PROBLEM DETAILS: Copy out all lines bearing the word "infobar" from the listing below.

MATERIAL PROVIDED:
'''
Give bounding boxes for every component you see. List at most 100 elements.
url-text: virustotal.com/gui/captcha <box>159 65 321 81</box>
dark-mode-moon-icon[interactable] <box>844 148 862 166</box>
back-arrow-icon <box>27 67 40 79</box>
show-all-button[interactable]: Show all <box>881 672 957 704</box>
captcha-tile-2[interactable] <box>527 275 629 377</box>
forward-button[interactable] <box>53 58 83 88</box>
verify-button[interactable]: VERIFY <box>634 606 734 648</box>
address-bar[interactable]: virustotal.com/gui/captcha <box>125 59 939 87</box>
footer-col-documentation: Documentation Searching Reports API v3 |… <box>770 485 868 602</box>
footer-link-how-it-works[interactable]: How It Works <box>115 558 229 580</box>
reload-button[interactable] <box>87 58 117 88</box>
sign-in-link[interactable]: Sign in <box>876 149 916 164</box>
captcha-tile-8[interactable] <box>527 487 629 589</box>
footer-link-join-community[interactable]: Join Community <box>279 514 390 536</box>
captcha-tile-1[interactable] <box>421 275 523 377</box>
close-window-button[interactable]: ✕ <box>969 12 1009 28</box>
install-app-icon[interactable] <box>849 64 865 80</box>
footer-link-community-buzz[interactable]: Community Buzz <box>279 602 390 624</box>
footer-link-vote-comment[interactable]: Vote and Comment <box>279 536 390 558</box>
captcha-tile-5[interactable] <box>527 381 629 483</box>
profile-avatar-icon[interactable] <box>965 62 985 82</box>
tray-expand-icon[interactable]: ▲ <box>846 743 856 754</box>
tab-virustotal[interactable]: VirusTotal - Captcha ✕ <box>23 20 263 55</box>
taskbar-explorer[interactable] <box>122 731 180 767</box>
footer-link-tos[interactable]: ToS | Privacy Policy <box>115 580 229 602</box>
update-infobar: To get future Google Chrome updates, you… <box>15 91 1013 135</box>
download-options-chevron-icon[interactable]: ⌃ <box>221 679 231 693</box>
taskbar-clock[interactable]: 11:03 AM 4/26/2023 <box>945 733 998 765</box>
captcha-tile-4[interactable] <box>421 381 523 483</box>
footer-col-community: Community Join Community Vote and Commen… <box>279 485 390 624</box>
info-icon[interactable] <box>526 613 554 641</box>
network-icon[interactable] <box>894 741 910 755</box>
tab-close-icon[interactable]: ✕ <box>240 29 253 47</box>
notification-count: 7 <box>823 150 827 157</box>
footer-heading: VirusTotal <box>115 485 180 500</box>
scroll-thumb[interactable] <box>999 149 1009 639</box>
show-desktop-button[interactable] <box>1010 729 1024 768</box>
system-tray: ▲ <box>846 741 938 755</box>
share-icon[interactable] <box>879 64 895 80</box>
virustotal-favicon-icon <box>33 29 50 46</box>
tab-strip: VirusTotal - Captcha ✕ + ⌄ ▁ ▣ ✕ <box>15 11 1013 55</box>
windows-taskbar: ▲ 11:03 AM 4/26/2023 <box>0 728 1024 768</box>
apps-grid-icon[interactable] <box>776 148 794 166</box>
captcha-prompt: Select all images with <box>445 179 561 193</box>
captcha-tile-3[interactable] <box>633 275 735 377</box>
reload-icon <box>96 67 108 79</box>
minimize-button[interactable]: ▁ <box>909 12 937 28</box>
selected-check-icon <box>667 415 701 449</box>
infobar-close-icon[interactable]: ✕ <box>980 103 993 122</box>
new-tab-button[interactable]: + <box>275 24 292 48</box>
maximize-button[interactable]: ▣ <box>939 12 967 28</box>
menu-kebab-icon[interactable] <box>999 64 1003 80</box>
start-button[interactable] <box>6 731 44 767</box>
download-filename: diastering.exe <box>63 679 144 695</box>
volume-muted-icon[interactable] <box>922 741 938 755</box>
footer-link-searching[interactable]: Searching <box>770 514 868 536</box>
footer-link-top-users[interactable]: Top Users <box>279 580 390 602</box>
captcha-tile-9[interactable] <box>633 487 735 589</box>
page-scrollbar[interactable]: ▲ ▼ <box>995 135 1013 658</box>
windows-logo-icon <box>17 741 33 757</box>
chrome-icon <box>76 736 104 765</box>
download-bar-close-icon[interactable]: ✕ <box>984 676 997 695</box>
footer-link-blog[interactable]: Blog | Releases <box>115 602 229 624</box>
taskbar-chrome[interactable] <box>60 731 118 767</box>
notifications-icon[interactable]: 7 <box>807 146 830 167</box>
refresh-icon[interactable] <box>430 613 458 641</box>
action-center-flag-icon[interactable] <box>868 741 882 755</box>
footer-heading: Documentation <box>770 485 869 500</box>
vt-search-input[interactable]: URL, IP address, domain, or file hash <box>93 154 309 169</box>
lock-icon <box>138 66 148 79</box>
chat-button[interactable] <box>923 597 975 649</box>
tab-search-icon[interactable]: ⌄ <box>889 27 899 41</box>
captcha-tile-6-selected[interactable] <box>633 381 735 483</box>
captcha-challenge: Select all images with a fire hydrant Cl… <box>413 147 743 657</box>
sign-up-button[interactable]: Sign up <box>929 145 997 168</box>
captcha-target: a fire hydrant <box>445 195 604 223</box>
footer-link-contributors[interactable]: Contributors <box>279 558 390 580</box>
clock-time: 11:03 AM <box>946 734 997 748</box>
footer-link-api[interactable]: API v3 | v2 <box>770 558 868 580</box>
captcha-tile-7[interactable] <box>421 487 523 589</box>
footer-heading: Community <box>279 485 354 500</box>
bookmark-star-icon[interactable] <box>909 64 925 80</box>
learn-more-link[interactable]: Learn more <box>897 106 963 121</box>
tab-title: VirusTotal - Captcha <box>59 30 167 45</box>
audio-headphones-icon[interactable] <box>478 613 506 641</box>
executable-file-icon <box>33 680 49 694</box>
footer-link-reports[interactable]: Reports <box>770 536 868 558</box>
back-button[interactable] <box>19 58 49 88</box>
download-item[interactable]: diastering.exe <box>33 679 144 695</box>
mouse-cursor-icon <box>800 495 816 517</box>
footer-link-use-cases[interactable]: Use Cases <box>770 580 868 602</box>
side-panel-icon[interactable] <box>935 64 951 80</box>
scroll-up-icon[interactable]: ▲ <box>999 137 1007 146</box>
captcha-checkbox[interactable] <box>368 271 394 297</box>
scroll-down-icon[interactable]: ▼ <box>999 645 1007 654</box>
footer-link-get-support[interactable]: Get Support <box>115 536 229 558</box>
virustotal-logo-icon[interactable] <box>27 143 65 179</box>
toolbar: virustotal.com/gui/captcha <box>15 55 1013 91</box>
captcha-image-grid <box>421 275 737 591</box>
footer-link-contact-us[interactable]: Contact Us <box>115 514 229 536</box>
'''
SOLUTION FOR THIS PROBLEM:
update-infobar: To get future Google Chrome updates, you… <box>15 91 1013 135</box>
infobar-close-icon[interactable]: ✕ <box>980 103 993 122</box>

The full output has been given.